* DO THIS
Reproduce every entry in the listing without alteration.
───── LISTING
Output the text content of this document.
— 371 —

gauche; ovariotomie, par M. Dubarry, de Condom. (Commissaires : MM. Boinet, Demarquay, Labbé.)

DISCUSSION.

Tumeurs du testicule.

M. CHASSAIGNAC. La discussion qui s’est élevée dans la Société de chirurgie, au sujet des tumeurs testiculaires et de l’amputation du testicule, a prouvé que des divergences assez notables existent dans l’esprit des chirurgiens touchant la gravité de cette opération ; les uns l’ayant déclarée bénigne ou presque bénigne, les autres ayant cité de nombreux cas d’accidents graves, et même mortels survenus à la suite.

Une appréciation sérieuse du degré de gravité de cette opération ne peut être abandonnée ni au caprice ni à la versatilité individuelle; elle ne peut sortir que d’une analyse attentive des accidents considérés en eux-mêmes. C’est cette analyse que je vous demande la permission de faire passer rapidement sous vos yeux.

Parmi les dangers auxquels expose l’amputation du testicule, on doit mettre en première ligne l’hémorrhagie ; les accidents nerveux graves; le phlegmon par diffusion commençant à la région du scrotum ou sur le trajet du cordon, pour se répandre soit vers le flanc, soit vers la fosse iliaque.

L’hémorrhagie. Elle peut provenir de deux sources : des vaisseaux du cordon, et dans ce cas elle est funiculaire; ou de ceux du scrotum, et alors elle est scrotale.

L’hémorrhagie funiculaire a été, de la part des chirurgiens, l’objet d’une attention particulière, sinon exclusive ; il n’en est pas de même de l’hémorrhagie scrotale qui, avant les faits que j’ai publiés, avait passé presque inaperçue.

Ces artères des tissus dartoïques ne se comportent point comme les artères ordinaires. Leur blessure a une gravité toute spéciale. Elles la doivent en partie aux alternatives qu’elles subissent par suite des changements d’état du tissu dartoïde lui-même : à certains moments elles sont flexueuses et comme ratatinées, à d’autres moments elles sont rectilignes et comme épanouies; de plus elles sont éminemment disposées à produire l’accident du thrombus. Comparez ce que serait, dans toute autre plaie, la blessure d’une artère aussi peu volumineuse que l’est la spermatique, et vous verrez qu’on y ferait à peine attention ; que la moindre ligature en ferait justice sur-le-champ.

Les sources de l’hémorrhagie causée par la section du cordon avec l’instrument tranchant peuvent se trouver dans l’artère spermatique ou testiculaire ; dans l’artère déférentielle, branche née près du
──────────
* TASK OUTPUT
Output the text content of this document.
— 371 —

gauche; ovariotomie, par M. Dubarry, de Condom. (Commissaires : MM. Boinet, Demarquay, Labbé.)

DISCUSSION.

Tumeurs du testicule.

M. CHASSAIGNAC. La discussion qui s’est élevée dans la Société de chirurgie, au sujet des tumeurs testiculaires et de l’amputation du testicule, a prouvé que des divergences assez notables existent dans l’esprit des chirurgiens touchant la gravité de cette opération ; les uns l’ayant déclarée bénigne ou presque bénigne, les autres ayant cité de nombreux cas d’accidents graves, et même mortels survenus à la suite.

Une appréciation sérieuse du degré de gravité de cette opération ne peut être abandonnée ni au caprice ni à la versatilité individuelle; elle ne peut sortir que d’une analyse attentive des accidents considérés en eux-mêmes. C’est cette analyse que je vous demande la permission de faire passer rapidement sous vos yeux.

Parmi les dangers auxquels expose l’amputation du testicule, on doit mettre en première ligne l’hémorrhagie ; les accidents nerveux graves; le phlegmon par diffusion commençant à la région du scrotum ou sur le trajet du cordon, pour se répandre soit vers le flanc, soit vers la fosse iliaque.

L’hémorrhagie. Elle peut provenir de deux sources : des vaisseaux du cordon, et dans ce cas elle est funiculaire; ou de ceux du scrotum, et alors elle est scrotale.

L’hémorrhagie funiculaire a été, de la part des chirurgiens, l’objet d’une attention particulière, sinon exclusive ; il n’en est pas de même de l’hémorrhagie scrotale qui, avant les faits que j’ai publiés, avait passé presque inaperçue.

Ces artères des tissus dartoïques ne se comportent point comme les artères ordinaires. Leur blessure a une gravité toute spéciale. Elles la doivent en partie aux alternatives qu’elles subissent par suite des changements d’état du tissu dartoïde lui-même : à certains moments elles sont flexueuses et comme ratatinées, à d’autres moments elles sont rectilignes et comme épanouies; de plus elles sont éminemment disposées à produire l’accident du thrombus. Comparez ce que serait, dans toute autre plaie, la blessure d’une artère aussi peu volumineuse que l’est la spermatique, et vous verrez qu’on y ferait à peine attention ; que la moindre ligature en ferait justice sur-le-champ.

Les sources de l’hémorrhagie causée par la section du cordon avec l’instrument tranchant peuvent se trouver dans l’artère spermatique ou testiculaire ; dans l’artère déférentielle, branche née près du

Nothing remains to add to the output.